### GIVEN INSTRUCTION A:
Return the records word for word, from their first line through the line that contains "field-label-enable-template-reevaluation: ENABLE TEMPLATE".
### GIVEN INSTRUCTION B:
Please resume the post on what makes a job enjoyable, picking up right after its last sentence.

### GIVEN PASSAGE:
——————
What Makes a Job Enjoyable??

Workplace happiness and “jerk bosses” are topics I see popping up on a number of blogs lately. The Fast Company crew had some more great guest hosts in last week to discuss such topics (I really like how they do that) and many readers posted some interesting experiences.

I have been fairly lucky throughout my short career. I started out with a boss that not only served as a great teacher but also became a great friend. My current boss is someone who I both trust and respect tremendously. These are the two metrics I consider most relevant in relationship building. Steve lets me work on projects that challenge me, listens and always makes sure there is never a shortage of cool new things for me to play with. He is probably the only person I know that reads more than I do. He is also the person that is most responsible for my decision to start a weblog. He started his and suggested that it might be something I would enjoy. He was right.

There are a multitude of factors and experiences that affect how one feels about his or her job. Far too many people work jobs that they hate – just because they need the money or never had the opportunity to follow their true passion. Other people may love their job but have a difficult time tolerating office environmental factors such as stress, politics, or mismanagement.

A large part of what discourages employees and makes them hate their jobs can be avoided by effective leadership and management. Management that builds an environment that facilitates communication, growth and relationships.

I have known first hand that a less than perfect job can be made a lot more enjoyable when coupled with great management. The first job I had was by many measurements “less than perfect” but the owner was someone who to this day has taught me more about business and relationships than a text book ever could. I have also witnessed employees hate a job that they have always wanted because of poor management and difficult relationships.

I believe that great leaders are born not bred. (maybe with a few exceptions) Just as I feel there are certain personalities that are made for management – there are those others that should really know to step back. That being said, for those who are in management positions but are seeking ways to improve their effectiveness in their role, I offer this advice:

Lead By Example

Employees respect a leader that not only follows the rules but defines them. A leader that can be seen constantly seeking self improvement and growth is one that will inspire his / her team to do the same. A leader that is seen as the weaker link in the chain will over time, drag down the performance and moral of those around him/her. By leading by example, a leader will in fact raise the bar and set a standard for performance that all team members will respect.

Follow Through on Promises

Gain a reputation for following through on promises and deliverables. Treat team members with the same level of respect as your clients. If you can’t deliver “X” by a certain date, don’t promise that you will. Failure to deliver on promises will not only diminish your team’s respect for you but will also erode their trust. This is dangerous for any organization. Create an atmosphere of honesty and realism. Goals will become easier to attain as a team, when everyone knows where there REAL finish line is.
——————
Stored data entries
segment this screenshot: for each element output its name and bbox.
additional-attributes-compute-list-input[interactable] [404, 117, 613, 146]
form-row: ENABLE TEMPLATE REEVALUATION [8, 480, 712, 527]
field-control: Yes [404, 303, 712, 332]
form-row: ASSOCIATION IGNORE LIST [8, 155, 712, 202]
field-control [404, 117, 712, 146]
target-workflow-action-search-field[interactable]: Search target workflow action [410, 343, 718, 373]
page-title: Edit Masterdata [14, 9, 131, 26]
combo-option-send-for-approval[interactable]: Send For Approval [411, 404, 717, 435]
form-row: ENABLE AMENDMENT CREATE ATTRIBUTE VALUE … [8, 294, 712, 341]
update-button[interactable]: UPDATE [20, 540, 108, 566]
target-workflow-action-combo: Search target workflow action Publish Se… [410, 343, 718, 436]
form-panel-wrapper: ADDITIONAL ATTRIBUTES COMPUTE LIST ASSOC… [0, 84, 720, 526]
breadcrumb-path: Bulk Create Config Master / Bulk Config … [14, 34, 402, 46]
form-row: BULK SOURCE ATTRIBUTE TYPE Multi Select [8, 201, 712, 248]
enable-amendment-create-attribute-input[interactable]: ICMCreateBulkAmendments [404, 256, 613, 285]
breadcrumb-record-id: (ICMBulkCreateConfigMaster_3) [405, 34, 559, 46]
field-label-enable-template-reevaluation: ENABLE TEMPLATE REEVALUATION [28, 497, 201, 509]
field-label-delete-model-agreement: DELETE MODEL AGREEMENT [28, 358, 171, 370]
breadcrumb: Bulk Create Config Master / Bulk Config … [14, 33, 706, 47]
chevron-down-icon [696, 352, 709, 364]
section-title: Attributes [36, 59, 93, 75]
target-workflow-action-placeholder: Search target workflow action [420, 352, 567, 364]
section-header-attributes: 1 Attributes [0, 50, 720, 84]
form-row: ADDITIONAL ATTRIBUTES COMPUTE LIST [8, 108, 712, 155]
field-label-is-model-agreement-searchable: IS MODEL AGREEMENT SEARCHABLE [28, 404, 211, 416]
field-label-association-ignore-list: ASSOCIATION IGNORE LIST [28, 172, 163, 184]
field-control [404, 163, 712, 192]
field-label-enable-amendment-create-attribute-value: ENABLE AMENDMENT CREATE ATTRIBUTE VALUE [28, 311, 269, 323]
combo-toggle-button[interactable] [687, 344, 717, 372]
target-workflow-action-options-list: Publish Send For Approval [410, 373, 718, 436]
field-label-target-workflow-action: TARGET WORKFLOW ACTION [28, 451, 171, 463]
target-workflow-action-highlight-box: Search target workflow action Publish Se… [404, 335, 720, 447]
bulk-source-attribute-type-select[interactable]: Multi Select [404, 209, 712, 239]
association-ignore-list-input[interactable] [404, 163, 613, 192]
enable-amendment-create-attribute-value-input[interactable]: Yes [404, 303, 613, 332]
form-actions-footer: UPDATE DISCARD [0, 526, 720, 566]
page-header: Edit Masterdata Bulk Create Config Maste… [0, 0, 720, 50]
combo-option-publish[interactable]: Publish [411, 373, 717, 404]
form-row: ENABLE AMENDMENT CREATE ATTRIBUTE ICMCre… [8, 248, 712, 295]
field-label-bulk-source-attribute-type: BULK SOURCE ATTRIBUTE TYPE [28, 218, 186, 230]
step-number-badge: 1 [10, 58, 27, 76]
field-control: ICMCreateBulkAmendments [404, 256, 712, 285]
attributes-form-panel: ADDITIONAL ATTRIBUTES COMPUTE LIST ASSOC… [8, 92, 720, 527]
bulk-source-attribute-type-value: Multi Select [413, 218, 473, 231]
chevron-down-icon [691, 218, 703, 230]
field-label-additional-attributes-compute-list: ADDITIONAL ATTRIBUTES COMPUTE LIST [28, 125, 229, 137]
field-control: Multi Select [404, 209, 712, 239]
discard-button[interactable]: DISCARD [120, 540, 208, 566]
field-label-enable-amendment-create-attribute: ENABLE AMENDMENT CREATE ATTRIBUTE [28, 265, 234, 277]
——————
### EXPECTED ANSWER A:
segment this screenshot: for each element output its name and bbox.
additional-attributes-compute-list-input[interactable] [404, 117, 613, 146]
form-row: ENABLE TEMPLATE REEVALUATION [8, 480, 712, 527]
field-control: Yes [404, 303, 712, 332]
form-row: ASSOCIATION IGNORE LIST [8, 155, 712, 202]
field-control [404, 117, 712, 146]
target-workflow-action-search-field[interactable]: Search target workflow action [410, 343, 718, 373]
page-title: Edit Masterdata [14, 9, 131, 26]
combo-option-send-for-approval[interactable]: Send For Approval [411, 404, 717, 435]
form-row: ENABLE AMENDMENT CREATE ATTRIBUTE VALUE … [8, 294, 712, 341]
update-button[interactable]: UPDATE [20, 540, 108, 566]
target-workflow-action-combo: Search target workflow action Publish Se… [410, 343, 718, 436]
form-panel-wrapper: ADDITIONAL ATTRIBUTES COMPUTE LIST ASSOC… [0, 84, 720, 526]
breadcrumb-path: Bulk Create Config Master / Bulk Config … [14, 34, 402, 46]
form-row: BULK SOURCE ATTRIBUTE TYPE Multi Select [8, 201, 712, 248]
enable-amendment-create-attribute-input[interactable]: ICMCreateBulkAmendments [404, 256, 613, 285]
breadcrumb-record-id: (ICMBulkCreateConfigMaster_3) [405, 34, 559, 46]
field-label-enable-template-reevaluation: ENABLE TEMPLATE REEVALUATION [28, 497, 201, 509]

### EXPECTED ANSWER B:
Be Honest

Honesty is a critical characteristic for any human being in my book but especially in an environment where people need to work together and depend on each other. If you develop a reputation for lying, your team will never respect or trust you. Even worse, some might consider it to be an acceptable behaviour. A team that is operating on a platform of distrust and deception will self-destruct. But probably not before they cause destruction in all other areas of your business.

Build Relationships with People Not Groups

Understand the people you work with. Don’t feel content that you get along ok with the team as a whole. Find out who they really are. Recognize their strengths so that you are better able to use them. Understand weaknesses, not to criticize but to make sure that each team member is operating in an environment in which they feel comfortable and confident. Learn what it takes to motivate each person on your team. What works for one person, may not for another. People are different and therefore have different ways of communicating, responding and growing. Make sure you understand what these are.

Empower and Delegate

These aren’t just trendy words – they are major building blocks in an effective organization. A team should be built out of individuals that are great at what they do and meet a specific mix of requirements to perform a job. If this isn’t the case then you may have a human resources issue that needs to be resolved. More often than not however, employees fail not because of their own competency levels but because they were not given the direction or permission they needed to do their job effectively. When this happens – it is a gross example of mismanagement. Great managers hire people that are smarter than them and teach these people to be better at their job than they are.

Encourage Growth & Learning

Understand what each team member’s long term goals are and help them gain the training and experience they need to achieve them. Remember the more you facilitate their growth and learning, the higher their level of satisfaction will be – thus reducing the likelihood of them seeking the equivalent experience elsewhere.

There are a lot more things that affect relationship building and leadership in an organization. But if you work on the above things, much of the others will come a little more naturally since you will have created an environment full of opportunity for both you and your team members. However if you continuously close the doors of communication and fail to build these critical relationships with your employees – perhaps you should consider alternate positions in your company.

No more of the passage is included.